(Saved data entries)

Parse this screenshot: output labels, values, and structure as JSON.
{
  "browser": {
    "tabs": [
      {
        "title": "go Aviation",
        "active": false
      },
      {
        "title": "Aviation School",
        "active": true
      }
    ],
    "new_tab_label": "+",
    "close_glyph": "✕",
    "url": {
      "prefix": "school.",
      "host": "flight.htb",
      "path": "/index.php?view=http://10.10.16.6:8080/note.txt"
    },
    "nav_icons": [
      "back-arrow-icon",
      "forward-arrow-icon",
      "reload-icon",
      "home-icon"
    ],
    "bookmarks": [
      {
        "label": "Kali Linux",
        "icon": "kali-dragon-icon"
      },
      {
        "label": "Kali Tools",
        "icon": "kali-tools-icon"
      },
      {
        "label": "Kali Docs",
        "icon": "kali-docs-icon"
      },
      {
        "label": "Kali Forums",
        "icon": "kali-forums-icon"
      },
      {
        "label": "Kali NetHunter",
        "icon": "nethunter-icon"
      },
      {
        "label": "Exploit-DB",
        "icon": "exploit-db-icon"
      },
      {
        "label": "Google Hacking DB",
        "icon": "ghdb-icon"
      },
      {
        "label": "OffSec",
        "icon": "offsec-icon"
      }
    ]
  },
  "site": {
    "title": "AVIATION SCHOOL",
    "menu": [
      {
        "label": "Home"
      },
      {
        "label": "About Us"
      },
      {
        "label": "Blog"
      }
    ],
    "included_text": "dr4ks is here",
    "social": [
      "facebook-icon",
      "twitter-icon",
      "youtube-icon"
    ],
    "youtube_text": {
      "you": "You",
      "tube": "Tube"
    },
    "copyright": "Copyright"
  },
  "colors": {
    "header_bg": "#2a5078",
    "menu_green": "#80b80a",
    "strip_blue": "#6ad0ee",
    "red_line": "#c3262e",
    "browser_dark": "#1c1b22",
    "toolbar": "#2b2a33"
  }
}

Work to do
Gather and return every line that holds the string "title".

Finished exercise
        "title": "go Aviation",
        "title": "Aviation School",
    "title": "AVIATION SCHOOL",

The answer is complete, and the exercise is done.